━━━━━ PROVIDED RECORDS ━━━━━

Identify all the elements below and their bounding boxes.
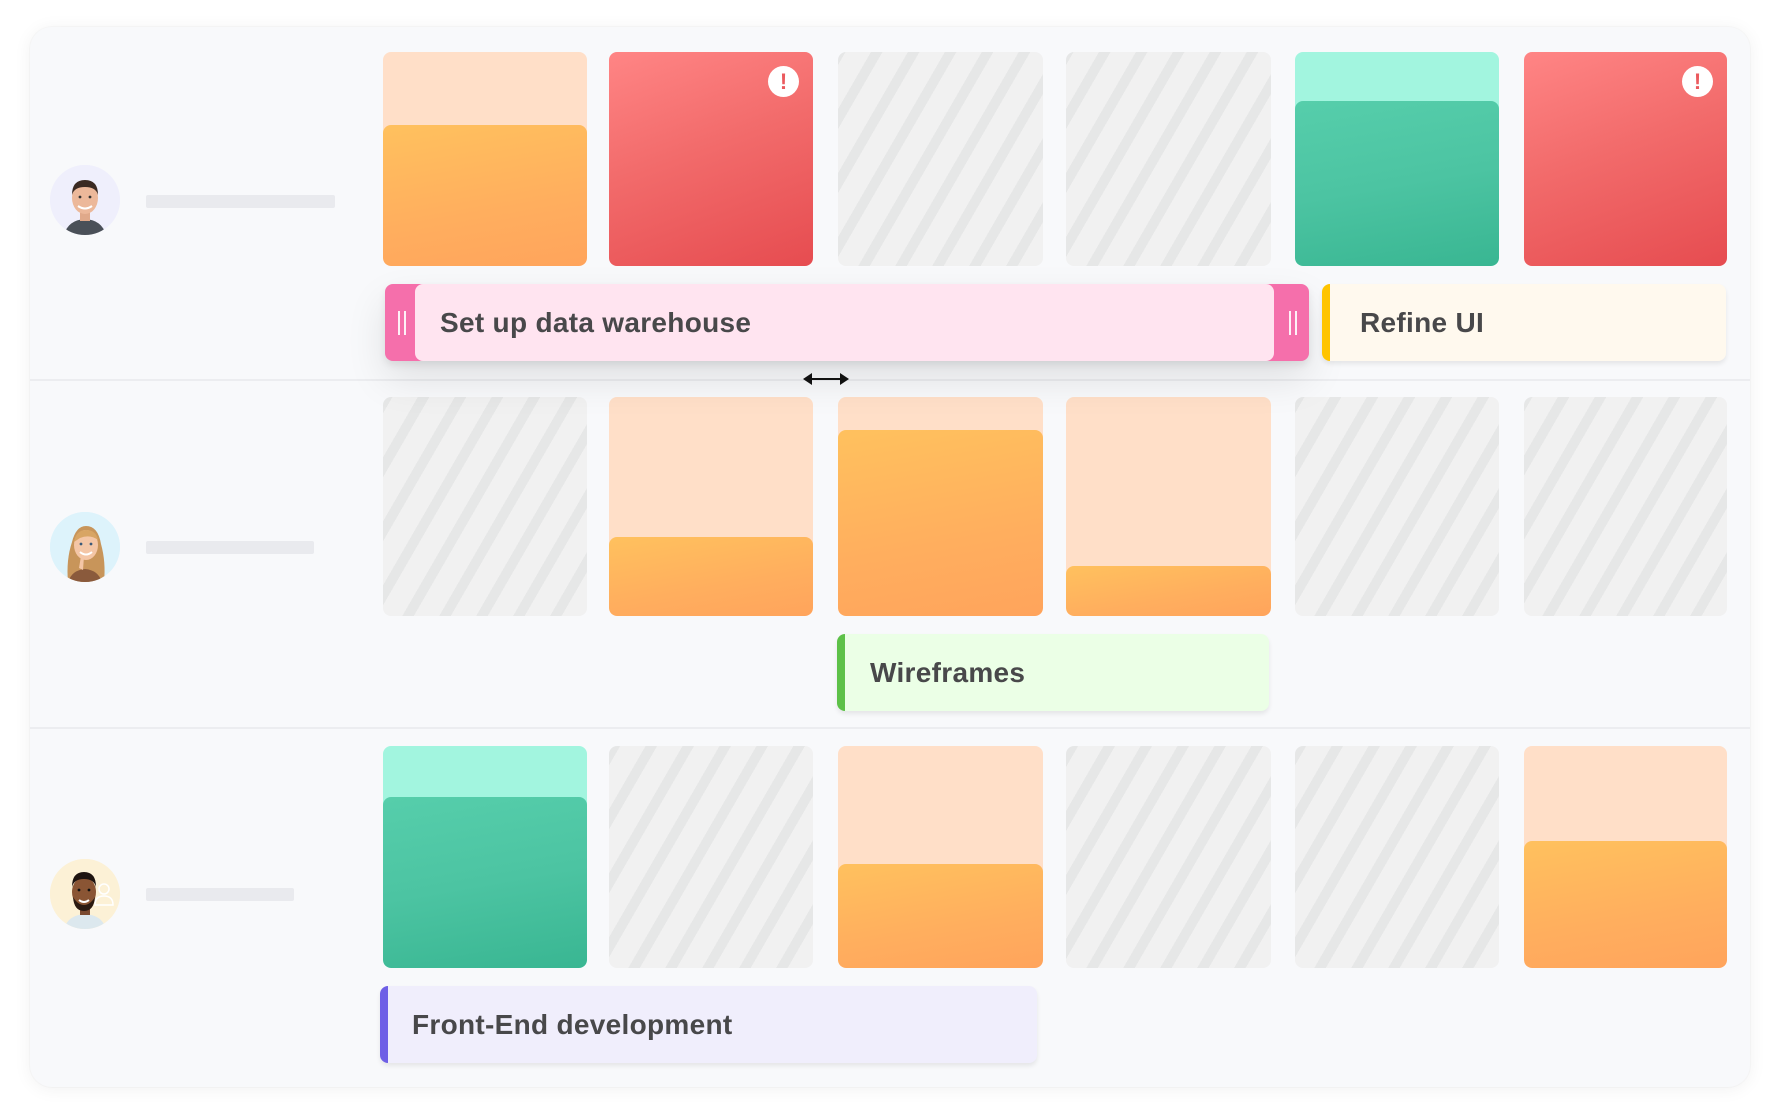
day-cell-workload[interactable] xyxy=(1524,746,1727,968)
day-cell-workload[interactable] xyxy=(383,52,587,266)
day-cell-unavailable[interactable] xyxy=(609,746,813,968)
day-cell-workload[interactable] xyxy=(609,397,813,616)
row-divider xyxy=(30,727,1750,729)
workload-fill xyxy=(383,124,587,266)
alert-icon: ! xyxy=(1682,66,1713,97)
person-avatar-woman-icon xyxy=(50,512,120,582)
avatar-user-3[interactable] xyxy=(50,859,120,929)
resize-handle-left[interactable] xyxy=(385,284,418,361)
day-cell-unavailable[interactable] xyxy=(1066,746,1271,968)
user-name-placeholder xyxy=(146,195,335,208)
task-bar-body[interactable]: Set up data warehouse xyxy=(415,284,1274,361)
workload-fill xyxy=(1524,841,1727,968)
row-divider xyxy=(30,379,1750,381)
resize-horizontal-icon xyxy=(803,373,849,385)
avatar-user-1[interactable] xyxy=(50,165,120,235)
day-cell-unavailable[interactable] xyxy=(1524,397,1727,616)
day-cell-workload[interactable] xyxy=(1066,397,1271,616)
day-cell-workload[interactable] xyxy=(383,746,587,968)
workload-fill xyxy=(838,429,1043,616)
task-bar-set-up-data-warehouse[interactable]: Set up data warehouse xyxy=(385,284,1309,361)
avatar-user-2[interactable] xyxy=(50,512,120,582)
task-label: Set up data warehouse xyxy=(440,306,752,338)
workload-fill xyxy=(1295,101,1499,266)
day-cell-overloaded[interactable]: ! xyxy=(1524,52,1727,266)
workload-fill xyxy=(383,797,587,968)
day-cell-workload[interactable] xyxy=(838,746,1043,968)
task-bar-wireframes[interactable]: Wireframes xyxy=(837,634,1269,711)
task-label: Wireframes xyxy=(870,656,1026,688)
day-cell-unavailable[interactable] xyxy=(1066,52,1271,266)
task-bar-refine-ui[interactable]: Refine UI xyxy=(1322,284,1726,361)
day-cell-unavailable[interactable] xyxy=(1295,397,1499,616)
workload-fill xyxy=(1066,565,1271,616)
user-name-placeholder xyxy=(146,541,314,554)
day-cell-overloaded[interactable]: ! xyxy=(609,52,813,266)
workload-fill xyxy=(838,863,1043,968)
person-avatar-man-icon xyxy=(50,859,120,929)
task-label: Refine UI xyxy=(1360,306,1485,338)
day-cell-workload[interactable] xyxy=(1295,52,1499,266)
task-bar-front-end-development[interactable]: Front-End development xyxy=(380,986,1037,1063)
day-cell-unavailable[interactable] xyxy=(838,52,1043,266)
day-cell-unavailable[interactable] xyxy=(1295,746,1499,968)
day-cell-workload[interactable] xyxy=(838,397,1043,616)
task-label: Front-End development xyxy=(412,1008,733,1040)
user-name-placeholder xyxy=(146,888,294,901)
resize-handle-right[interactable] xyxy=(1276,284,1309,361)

━━━━━

→ **AIM OF THE EXERCISE**:
Rewrite the lines from the one containing "day-cell-workload[interactable] xyxy=(1524,746,1727,968)" through the one containing "task-label: Wireframes xyxy=(870,656,1026,688)", both included, as a numbered list with blank lines omitted.

→ **EXERCISE ANSWER**:
1. day-cell-workload[interactable] xyxy=(1524,746,1727,968)
2. day-cell-workload[interactable] xyxy=(383,52,587,266)
3. day-cell-unavailable[interactable] xyxy=(609,746,813,968)
4. day-cell-workload[interactable] xyxy=(609,397,813,616)
5. row-divider xyxy=(30,727,1750,729)
6. workload-fill xyxy=(383,124,587,266)
7. alert-icon: ! xyxy=(1682,66,1713,97)
8. person-avatar-woman-icon xyxy=(50,512,120,582)
9. avatar-user-3[interactable] xyxy=(50,859,120,929)
10. resize-handle-left[interactable] xyxy=(385,284,418,361)
11. day-cell-unavailable[interactable] xyxy=(1066,746,1271,968)
12. user-name-placeholder xyxy=(146,195,335,208)
13. task-bar-body[interactable]: Set up data warehouse xyxy=(415,284,1274,361)
14. workload-fill xyxy=(1524,841,1727,968)
15. row-divider xyxy=(30,379,1750,381)
16. resize-horizontal-icon xyxy=(803,373,849,385)
17. avatar-user-1[interactable] xyxy=(50,165,120,235)
18. day-cell-unavailable[interactable] xyxy=(1524,397,1727,616)
19. day-cell-workload[interactable] xyxy=(1066,397,1271,616)
20. day-cell-workload[interactable] xyxy=(383,746,587,968)
21. workload-fill xyxy=(838,429,1043,616)
22. task-bar-set-up-data-warehouse[interactable]: Set up data warehouse xyxy=(385,284,1309,361)
23. avatar-user-2[interactable] xyxy=(50,512,120,582)
24. task-label: Set up data warehouse xyxy=(440,306,752,338)
25. workload-fill xyxy=(1295,101,1499,266)
26. day-cell-overloaded[interactable]: ! xyxy=(1524,52,1727,266)
27. workload-fill xyxy=(383,797,587,968)
28. day-cell-workload[interactable] xyxy=(838,746,1043,968)
29. task-bar-wireframes[interactable]: Wireframes xyxy=(837,634,1269,711)
30. task-label: Wireframes xyxy=(870,656,1026,688)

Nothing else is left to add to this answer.